__Figure contents as structured data__:
----
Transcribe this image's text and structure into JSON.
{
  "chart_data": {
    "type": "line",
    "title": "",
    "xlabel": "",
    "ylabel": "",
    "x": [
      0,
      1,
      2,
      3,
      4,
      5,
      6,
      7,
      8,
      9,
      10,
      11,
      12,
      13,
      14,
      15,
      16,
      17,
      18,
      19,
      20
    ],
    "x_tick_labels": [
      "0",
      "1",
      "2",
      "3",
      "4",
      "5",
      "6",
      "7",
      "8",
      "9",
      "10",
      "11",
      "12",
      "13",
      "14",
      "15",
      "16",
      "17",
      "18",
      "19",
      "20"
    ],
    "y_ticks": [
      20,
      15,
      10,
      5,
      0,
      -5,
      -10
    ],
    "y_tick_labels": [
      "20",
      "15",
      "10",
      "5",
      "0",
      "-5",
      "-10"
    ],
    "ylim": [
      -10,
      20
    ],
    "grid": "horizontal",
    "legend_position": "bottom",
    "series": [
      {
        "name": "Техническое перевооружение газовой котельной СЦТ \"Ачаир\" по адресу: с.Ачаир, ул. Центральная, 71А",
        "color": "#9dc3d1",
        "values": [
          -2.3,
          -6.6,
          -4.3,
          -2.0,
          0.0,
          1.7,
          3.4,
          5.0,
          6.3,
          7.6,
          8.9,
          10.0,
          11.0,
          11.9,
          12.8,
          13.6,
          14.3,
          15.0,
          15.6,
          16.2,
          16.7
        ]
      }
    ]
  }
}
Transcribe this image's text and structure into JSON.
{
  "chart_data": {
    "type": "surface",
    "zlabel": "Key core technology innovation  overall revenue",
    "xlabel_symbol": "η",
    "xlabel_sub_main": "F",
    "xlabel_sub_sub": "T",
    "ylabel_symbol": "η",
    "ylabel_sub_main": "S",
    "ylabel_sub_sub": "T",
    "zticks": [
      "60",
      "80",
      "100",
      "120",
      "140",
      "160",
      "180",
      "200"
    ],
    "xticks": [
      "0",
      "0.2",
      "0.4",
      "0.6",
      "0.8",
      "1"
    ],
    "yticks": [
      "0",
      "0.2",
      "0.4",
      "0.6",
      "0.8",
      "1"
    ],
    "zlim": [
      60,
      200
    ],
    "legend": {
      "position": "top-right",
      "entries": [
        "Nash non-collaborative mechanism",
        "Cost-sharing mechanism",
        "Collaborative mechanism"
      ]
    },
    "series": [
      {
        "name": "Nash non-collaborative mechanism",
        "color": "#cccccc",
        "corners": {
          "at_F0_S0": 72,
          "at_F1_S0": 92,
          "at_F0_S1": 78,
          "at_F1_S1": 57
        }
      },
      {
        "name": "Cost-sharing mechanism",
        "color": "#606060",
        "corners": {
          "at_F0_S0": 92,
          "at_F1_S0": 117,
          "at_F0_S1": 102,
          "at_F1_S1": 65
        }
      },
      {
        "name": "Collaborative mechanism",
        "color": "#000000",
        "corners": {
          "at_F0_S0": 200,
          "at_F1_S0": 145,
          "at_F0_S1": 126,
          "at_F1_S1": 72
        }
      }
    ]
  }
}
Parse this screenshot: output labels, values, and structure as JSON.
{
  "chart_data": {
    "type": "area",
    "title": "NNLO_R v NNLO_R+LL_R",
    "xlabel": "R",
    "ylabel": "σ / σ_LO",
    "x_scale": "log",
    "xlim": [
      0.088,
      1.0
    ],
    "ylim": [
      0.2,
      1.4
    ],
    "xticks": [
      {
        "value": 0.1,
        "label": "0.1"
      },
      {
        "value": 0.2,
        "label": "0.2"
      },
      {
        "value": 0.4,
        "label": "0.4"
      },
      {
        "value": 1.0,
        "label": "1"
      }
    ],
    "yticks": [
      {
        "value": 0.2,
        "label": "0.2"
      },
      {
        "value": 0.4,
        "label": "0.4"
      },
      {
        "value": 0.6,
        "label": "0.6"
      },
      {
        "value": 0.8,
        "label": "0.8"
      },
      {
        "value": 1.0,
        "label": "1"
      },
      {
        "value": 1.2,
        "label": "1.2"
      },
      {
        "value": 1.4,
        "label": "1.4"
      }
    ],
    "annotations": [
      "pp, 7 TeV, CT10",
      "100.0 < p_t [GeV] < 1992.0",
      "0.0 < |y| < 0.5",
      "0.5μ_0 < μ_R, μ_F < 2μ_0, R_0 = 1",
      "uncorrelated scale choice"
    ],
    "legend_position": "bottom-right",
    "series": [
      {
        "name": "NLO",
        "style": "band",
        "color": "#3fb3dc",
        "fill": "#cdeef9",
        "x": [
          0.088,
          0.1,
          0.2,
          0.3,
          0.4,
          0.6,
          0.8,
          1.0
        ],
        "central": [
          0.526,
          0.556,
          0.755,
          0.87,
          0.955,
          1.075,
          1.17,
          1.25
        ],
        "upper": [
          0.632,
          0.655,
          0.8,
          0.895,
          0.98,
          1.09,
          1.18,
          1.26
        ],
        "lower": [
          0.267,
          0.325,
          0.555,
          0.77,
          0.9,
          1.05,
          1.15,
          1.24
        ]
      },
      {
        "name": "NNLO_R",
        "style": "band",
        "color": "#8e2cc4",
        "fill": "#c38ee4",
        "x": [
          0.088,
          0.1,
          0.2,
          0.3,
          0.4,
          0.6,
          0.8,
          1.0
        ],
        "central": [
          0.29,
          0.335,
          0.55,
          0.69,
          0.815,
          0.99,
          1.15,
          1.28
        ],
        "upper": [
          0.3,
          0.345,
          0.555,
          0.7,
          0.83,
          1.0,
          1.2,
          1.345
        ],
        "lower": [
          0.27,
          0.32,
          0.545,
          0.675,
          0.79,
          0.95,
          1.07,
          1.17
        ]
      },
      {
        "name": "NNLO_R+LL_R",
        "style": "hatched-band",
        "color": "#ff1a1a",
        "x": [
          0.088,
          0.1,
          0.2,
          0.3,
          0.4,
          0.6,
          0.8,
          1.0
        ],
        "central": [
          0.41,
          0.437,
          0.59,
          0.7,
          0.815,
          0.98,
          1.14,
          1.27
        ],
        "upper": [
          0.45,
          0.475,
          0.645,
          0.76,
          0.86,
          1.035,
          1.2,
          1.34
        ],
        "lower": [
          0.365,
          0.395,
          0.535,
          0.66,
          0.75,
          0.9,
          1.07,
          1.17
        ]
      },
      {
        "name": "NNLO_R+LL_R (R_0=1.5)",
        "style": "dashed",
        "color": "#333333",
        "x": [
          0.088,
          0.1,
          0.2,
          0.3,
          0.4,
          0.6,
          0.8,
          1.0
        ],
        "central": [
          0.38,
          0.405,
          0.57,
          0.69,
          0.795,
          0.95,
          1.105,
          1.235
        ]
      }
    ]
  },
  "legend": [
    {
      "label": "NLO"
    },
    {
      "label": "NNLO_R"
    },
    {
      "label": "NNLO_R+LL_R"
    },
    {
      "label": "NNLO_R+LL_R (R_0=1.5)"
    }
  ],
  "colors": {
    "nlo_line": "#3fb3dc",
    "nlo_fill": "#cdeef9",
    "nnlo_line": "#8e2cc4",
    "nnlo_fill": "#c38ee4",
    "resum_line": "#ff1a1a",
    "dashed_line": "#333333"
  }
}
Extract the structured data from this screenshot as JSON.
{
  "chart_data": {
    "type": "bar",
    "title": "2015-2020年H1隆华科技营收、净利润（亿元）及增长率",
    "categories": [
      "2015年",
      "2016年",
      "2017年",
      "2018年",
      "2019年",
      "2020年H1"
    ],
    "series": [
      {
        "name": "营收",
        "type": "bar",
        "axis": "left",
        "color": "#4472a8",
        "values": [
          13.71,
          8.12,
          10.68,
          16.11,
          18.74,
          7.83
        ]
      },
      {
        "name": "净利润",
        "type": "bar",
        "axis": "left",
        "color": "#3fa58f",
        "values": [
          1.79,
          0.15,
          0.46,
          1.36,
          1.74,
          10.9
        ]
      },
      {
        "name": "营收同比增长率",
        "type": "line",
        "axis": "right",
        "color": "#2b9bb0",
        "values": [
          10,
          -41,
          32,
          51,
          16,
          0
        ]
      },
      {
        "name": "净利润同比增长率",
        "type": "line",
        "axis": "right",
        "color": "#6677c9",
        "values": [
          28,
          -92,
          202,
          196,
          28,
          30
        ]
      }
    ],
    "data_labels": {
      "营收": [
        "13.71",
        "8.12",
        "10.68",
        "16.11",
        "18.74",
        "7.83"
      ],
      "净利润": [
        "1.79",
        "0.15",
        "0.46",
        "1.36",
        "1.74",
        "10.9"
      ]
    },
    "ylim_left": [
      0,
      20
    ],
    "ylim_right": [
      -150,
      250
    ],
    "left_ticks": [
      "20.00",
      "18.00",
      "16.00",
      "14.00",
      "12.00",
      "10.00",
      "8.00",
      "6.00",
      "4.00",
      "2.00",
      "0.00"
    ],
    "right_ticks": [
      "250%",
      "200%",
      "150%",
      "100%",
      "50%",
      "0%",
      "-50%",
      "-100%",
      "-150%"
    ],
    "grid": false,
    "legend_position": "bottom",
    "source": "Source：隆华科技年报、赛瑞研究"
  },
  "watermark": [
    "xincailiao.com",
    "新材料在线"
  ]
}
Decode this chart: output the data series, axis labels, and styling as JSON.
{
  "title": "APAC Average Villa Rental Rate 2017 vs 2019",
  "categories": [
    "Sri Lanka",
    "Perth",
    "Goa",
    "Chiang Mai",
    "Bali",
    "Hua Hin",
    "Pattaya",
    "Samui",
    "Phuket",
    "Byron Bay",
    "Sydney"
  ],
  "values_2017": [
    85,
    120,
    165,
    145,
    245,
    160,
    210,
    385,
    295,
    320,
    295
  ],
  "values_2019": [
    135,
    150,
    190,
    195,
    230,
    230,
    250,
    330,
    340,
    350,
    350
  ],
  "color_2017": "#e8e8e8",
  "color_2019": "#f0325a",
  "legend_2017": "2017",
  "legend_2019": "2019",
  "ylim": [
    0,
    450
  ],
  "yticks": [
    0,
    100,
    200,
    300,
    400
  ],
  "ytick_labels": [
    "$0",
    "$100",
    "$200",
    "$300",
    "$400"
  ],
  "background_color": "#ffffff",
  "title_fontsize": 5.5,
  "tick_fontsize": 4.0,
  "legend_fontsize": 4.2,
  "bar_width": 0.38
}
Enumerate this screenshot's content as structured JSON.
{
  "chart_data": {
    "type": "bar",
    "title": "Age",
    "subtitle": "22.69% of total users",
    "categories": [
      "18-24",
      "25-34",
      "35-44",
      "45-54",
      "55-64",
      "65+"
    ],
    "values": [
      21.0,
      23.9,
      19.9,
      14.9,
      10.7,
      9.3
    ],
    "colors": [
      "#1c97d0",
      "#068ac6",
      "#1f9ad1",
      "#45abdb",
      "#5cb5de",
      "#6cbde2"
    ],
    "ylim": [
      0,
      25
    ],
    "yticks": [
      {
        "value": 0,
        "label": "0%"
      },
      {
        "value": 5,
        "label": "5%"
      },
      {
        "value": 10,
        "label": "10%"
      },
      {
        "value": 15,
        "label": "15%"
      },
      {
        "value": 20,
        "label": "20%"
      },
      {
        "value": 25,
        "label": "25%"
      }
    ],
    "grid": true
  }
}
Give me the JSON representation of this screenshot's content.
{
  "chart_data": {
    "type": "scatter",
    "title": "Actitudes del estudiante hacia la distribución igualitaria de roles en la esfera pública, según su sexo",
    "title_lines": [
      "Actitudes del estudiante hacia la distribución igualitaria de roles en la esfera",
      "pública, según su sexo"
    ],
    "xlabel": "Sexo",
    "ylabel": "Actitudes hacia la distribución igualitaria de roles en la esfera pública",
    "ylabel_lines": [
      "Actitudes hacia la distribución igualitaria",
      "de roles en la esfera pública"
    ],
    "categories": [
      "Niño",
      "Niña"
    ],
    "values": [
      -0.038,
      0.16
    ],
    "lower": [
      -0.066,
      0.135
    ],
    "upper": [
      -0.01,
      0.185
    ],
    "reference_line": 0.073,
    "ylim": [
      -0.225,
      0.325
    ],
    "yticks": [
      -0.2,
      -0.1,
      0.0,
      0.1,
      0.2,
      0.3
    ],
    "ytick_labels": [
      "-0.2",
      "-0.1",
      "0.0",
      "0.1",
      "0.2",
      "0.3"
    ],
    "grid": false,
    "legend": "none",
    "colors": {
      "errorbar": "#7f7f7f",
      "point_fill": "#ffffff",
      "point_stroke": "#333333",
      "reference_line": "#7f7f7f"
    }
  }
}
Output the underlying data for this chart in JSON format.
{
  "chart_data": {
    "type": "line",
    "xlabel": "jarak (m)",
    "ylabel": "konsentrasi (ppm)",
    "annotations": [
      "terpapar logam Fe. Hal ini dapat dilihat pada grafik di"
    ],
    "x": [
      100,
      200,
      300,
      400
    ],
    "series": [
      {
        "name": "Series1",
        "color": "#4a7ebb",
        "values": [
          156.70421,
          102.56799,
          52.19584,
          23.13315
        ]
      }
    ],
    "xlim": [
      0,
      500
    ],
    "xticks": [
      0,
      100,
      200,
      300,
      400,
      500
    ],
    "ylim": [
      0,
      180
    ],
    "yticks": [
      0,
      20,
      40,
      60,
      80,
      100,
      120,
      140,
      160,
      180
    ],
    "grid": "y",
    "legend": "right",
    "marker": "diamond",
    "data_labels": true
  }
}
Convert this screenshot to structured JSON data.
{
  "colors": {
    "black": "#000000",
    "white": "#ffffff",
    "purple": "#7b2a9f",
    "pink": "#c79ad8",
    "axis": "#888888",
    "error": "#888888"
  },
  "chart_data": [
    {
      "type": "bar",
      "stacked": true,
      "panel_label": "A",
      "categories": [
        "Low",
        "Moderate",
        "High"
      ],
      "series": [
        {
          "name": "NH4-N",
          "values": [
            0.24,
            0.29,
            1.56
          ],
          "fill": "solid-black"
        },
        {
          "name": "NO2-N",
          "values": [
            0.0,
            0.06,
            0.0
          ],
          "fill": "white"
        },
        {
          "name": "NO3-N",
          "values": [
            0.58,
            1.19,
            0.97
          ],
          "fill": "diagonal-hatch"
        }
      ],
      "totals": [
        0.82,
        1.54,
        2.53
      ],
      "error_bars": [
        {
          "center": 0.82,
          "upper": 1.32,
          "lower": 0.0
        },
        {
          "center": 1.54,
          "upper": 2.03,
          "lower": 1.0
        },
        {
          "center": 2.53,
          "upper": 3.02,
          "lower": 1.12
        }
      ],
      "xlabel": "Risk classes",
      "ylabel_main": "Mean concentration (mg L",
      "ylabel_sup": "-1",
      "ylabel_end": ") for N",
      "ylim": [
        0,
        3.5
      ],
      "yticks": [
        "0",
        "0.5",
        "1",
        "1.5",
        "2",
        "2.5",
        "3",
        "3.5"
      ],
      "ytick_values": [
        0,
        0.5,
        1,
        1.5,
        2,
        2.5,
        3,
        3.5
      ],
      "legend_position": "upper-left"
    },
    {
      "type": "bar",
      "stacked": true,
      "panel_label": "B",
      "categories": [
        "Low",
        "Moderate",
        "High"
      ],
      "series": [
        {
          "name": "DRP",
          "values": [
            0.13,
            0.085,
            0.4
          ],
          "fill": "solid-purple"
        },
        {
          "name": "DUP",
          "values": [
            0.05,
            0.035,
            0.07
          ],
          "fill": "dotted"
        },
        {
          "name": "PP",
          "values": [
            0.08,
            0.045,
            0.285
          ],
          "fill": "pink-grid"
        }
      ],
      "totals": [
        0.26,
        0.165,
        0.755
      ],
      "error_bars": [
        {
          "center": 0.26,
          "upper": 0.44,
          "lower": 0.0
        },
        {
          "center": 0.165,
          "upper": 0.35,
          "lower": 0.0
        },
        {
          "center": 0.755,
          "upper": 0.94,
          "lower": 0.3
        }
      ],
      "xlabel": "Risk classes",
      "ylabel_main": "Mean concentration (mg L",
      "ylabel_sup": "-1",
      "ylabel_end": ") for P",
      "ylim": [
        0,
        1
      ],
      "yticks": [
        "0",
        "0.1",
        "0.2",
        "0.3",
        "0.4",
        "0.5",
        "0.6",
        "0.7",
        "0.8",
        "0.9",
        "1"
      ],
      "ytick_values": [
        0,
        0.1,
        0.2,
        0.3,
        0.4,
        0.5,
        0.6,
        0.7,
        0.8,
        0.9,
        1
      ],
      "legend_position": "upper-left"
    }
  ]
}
----
__Problem to work on__: Pick out lines containing the word "estudiante", each one as written.

__Reply__:
    "title": "Actitudes del estudiante hacia la distribución igualitaria de roles en la esfera pública, según su sexo",
      "Actitudes del estudiante hacia la distribución igualitaria de roles en la esfera",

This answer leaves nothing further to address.